(Structured figure records)
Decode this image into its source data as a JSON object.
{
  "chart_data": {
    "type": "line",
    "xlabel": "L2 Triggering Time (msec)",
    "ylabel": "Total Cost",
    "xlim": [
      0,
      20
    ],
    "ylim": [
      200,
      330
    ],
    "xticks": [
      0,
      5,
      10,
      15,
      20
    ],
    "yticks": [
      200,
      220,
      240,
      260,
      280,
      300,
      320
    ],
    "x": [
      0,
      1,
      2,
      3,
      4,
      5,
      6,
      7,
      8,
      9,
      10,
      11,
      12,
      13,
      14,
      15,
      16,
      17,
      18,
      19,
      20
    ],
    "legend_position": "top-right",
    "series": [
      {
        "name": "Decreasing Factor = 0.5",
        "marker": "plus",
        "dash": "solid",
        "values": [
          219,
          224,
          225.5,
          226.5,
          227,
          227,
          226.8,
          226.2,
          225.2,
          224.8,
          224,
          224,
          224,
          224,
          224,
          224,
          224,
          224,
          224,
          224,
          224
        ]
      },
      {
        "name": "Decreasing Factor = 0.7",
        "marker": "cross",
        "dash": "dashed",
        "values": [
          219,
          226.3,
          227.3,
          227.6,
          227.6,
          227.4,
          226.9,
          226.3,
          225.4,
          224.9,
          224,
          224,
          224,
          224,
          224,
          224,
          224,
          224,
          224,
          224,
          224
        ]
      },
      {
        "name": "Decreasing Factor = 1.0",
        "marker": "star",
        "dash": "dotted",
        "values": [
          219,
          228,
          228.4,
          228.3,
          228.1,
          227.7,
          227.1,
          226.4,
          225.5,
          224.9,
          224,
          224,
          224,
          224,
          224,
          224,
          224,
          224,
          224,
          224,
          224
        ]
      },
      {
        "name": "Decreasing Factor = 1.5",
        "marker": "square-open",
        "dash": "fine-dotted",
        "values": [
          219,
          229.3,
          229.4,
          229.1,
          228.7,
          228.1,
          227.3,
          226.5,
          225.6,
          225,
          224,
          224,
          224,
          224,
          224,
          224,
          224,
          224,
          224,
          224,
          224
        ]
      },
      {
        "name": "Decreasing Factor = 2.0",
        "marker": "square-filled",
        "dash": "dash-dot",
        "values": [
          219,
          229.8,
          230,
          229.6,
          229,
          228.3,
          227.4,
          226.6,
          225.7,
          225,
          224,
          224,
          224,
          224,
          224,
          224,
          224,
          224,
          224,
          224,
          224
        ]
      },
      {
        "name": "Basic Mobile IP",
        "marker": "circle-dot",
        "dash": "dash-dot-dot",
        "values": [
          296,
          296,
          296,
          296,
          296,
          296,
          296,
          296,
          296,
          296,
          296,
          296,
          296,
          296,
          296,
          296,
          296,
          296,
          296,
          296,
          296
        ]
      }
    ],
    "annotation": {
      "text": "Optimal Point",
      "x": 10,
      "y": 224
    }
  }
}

**THE PROBLEM:** Write out every entry exactly as given.

**ANSWER FOR THE TASK:**
Decode this image into its source data as a JSON object.
{
  "chart_data": {
    "type": "line",
    "xlabel": "L2 Triggering Time (msec)",
    "ylabel": "Total Cost",
    "xlim": [
      0,
      20
    ],
    "ylim": [
      200,
      330
    ],
    "xticks": [
      0,
      5,
      10,
      15,
      20
    ],
    "yticks": [
      200,
      220,
      240,
      260,
      280,
      300,
      320
    ],
    "x": [
      0,
      1,
      2,
      3,
      4,
      5,
      6,
      7,
      8,
      9,
      10,
      11,
      12,
      13,
      14,
      15,
      16,
      17,
      18,
      19,
      20
    ],
    "legend_position": "top-right",
    "series": [
      {
        "name": "Decreasing Factor = 0.5",
        "marker": "plus",
        "dash": "solid",
        "values": [
          219,
          224,
          225.5,
          226.5,
          227,
          227,
          226.8,
          226.2,
          225.2,
          224.8,
          224,
          224,
          224,
          224,
          224,
          224,
          224,
          224,
          224,
          224,
          224
        ]
      },
      {
        "name": "Decreasing Factor = 0.7",
        "marker": "cross",
        "dash": "dashed",
        "values": [
          219,
          226.3,
          227.3,
          227.6,
          227.6,
          227.4,
          226.9,
          226.3,
          225.4,
          224.9,
          224,
          224,
          224,
          224,
          224,
          224,
          224,
          224,
          224,
          224,
          224
        ]
      },
      {
        "name": "Decreasing Factor = 1.0",
        "marker": "star",
        "dash": "dotted",
        "values": [
          219,
          228,
          228.4,
          228.3,
          228.1,
          227.7,
          227.1,
          226.4,
          225.5,
          224.9,
          224,
          224,
          224,
          224,
          224,
          224,
          224,
          224,
          224,
          224,
          224
        ]
      },
      {
        "name": "Decreasing Factor = 1.5",
        "marker": "square-open",
        "dash": "fine-dotted",
        "values": [
          219,
          229.3,
          229.4,
          229.1,
          228.7,
          228.1,
          227.3,
          226.5,
          225.6,
          225,
          224,
          224,
          224,
          224,
          224,
          224,
          224,
          224,
          224,
          224,
          224
        ]
      },
      {
        "name": "Decreasing Factor = 2.0",
        "marker": "square-filled",
        "dash": "dash-dot",
        "values": [
          219,
          229.8,
          230,
          229.6,
          229,
          228.3,
          227.4,
          226.6,
          225.7,
          225,
          224,
          224,
          224,
          224,
          224,
          224,
          224,
          224,
          224,
          224,
          224
        ]
      },
      {
        "name": "Basic Mobile IP",
        "marker": "circle-dot",
        "dash": "dash-dot-dot",
        "values": [
          296,
          296,
          296,
          296,
          296,
          296,
          296,
          296,
          296,
          296,
          296,
          296,
          296,
          296,
          296,
          296,
          296,
          296,
          296,
          296,
          296
        ]
      }
    ],
    "annotation": {
      "text": "Optimal Point",
      "x": 10,
      "y": 224
    }
  }
}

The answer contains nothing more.